Required work — Write out the stretch of items from the start through the line containing "airport-icon: [971, 573, 998, 599]", copying every line verbatim.
--- Start of Data shown ---
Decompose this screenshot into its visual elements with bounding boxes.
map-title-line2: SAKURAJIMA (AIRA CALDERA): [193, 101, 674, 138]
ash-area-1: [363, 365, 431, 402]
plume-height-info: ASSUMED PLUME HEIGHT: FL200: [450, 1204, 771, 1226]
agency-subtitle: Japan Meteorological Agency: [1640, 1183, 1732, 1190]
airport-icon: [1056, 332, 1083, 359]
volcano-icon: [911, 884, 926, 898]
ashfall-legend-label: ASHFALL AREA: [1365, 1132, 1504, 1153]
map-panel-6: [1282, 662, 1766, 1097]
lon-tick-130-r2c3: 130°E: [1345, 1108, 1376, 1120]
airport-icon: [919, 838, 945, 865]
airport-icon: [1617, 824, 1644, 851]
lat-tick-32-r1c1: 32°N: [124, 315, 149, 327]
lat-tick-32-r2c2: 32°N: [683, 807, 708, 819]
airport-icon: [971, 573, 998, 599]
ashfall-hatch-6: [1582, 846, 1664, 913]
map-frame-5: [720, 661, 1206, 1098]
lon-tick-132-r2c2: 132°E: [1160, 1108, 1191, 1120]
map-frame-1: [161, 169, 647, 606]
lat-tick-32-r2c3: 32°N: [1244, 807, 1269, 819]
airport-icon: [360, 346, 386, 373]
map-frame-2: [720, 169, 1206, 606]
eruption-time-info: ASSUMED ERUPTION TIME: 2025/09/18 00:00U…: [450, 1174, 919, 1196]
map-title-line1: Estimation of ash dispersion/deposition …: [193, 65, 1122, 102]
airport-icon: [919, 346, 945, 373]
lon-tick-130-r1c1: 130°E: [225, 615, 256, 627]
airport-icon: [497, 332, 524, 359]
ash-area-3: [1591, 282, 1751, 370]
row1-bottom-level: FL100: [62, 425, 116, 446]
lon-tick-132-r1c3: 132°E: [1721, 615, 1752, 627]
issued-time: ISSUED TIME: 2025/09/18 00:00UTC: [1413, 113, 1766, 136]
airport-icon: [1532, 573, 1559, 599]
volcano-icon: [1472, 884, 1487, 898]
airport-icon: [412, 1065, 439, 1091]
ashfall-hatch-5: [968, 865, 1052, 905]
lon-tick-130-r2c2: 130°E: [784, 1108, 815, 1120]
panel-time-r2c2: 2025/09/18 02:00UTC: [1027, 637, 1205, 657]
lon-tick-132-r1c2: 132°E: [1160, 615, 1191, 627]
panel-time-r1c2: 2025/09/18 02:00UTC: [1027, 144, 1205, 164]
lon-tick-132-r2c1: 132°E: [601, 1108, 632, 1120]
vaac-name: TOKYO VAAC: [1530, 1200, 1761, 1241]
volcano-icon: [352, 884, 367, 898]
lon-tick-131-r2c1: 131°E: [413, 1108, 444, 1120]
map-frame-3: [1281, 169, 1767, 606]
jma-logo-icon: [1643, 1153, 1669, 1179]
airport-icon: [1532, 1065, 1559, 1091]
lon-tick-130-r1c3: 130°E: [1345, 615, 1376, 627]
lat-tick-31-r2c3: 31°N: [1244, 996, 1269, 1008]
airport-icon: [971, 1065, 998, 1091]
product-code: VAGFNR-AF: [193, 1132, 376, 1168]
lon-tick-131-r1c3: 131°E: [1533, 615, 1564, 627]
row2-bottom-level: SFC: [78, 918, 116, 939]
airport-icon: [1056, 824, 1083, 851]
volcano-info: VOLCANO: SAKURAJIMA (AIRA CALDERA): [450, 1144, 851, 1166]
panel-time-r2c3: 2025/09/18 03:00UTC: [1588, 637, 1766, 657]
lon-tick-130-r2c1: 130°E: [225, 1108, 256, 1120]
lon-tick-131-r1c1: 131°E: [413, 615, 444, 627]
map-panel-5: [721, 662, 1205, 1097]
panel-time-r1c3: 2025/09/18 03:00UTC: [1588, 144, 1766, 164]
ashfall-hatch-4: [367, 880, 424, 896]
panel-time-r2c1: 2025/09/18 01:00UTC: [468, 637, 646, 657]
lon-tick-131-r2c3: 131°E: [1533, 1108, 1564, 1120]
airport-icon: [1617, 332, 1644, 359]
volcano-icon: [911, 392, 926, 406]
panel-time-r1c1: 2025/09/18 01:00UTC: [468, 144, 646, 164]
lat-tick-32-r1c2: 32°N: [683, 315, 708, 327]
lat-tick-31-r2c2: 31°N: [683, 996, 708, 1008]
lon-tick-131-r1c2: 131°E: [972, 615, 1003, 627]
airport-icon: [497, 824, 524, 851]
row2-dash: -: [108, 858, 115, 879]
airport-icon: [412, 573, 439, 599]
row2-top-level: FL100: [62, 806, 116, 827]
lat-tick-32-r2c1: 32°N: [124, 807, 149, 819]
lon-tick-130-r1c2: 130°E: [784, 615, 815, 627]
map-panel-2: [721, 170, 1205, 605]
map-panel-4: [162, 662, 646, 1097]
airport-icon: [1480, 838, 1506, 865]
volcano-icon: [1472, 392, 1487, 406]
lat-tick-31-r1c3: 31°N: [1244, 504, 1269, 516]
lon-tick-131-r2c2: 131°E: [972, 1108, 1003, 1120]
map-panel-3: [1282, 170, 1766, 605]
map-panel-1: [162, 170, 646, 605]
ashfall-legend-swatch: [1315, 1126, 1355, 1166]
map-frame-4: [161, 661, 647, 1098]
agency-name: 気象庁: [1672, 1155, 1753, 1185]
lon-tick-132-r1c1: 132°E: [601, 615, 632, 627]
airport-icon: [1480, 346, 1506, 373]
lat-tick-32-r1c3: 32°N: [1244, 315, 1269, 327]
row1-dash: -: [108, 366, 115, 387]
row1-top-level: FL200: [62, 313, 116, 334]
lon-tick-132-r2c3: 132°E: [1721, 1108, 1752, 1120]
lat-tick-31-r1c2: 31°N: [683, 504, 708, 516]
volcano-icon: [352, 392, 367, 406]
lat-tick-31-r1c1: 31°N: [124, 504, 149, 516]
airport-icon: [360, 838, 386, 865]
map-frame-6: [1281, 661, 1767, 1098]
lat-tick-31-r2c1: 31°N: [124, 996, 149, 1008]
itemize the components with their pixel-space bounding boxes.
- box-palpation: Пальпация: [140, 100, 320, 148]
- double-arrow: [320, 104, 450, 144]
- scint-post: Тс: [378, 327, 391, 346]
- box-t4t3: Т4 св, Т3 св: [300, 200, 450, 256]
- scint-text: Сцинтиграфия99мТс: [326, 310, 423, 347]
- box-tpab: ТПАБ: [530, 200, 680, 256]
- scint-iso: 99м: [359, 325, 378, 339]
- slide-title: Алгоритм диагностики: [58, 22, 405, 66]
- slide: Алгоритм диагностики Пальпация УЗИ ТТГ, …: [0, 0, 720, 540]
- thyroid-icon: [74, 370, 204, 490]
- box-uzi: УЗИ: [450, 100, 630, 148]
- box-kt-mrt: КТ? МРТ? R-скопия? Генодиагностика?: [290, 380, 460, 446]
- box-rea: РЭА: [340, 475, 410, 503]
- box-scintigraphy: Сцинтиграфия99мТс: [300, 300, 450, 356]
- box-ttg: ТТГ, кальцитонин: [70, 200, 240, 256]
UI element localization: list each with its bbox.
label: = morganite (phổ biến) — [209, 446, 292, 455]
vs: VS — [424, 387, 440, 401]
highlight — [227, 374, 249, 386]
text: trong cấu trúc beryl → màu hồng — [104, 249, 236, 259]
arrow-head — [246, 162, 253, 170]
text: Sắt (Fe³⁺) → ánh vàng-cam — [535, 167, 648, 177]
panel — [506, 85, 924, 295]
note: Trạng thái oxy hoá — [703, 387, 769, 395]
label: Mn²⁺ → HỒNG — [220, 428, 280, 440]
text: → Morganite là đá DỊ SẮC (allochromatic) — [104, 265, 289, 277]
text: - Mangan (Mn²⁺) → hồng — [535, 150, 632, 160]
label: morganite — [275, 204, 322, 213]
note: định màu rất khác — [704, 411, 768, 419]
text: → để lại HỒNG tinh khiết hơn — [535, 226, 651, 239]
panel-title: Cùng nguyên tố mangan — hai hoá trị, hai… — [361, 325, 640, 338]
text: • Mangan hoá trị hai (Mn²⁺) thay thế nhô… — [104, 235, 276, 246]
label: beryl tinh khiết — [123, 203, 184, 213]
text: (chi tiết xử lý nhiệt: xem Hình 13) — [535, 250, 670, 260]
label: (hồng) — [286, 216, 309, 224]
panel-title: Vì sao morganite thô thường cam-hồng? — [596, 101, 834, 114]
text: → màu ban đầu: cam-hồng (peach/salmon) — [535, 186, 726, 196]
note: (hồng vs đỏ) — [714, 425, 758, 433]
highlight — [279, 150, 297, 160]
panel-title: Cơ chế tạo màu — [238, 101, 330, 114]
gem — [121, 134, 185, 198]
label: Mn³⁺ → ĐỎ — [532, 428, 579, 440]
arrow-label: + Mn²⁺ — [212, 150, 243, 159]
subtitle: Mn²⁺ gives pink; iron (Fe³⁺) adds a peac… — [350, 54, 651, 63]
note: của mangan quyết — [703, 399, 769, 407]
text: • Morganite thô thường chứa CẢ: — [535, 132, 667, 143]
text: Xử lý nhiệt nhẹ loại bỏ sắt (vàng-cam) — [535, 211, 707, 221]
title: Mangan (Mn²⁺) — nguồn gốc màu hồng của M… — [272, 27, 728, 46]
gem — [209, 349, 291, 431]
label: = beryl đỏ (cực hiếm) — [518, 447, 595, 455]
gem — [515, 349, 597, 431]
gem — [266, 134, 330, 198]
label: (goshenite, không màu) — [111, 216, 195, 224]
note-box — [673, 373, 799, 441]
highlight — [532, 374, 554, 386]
--- End of Data shown ---
Exercise response —
Decompose this screenshot into its visual elements with bounding boxes.
map-title-line2: SAKURAJIMA (AIRA CALDERA): [193, 101, 674, 138]
ash-area-1: [363, 365, 431, 402]
plume-height-info: ASSUMED PLUME HEIGHT: FL200: [450, 1204, 771, 1226]
agency-subtitle: Japan Meteorological Agency: [1640, 1183, 1732, 1190]
airport-icon: [1056, 332, 1083, 359]
volcano-icon: [911, 884, 926, 898]
ashfall-legend-label: ASHFALL AREA: [1365, 1132, 1504, 1153]
map-panel-6: [1282, 662, 1766, 1097]
lon-tick-130-r2c3: 130°E: [1345, 1108, 1376, 1120]
airport-icon: [919, 838, 945, 865]
airport-icon: [1617, 824, 1644, 851]
lat-tick-32-r1c1: 32°N: [124, 315, 149, 327]
lat-tick-32-r2c2: 32°N: [683, 807, 708, 819]
airport-icon: [971, 573, 998, 599]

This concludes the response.